YOUR TASK: Check each line of the listing for the word "Voltar" and report how many lines contain it, giving nothing but the number.

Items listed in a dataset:
-.-.-

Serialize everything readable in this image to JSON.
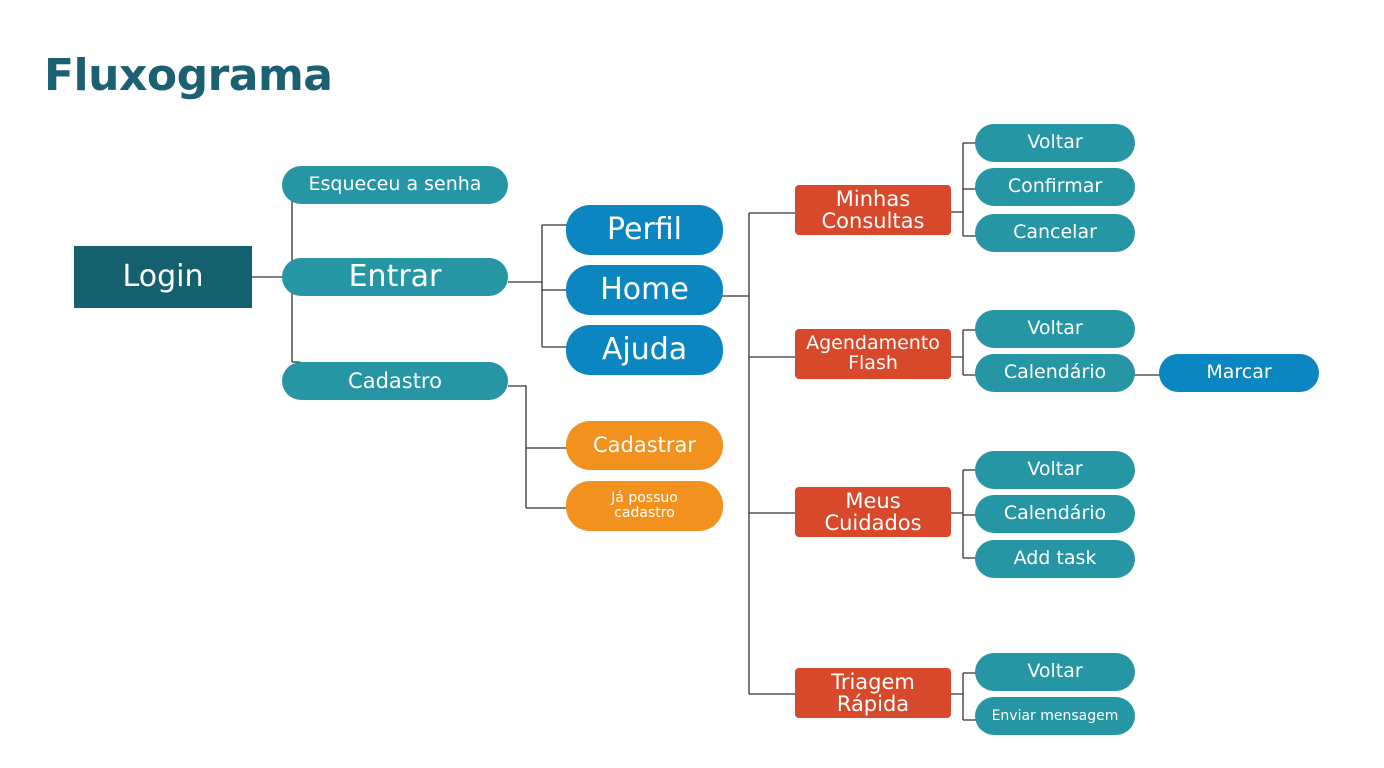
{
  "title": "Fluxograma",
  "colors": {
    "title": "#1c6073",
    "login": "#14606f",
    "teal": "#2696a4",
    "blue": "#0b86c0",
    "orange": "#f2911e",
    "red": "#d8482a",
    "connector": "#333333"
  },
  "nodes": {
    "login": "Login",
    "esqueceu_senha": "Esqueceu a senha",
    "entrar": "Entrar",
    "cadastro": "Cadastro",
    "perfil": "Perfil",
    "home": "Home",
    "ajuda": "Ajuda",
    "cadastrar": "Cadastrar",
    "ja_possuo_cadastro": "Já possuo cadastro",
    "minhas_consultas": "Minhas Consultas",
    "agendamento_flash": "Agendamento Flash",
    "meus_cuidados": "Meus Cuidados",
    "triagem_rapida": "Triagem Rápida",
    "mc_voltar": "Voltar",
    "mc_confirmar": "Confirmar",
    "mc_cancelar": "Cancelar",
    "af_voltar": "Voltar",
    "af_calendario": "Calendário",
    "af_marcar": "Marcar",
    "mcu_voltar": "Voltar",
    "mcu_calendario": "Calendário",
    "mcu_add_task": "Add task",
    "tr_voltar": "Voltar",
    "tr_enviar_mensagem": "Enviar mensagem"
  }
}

-.-.-

RESPONSE TO THIS EXERCISE: 4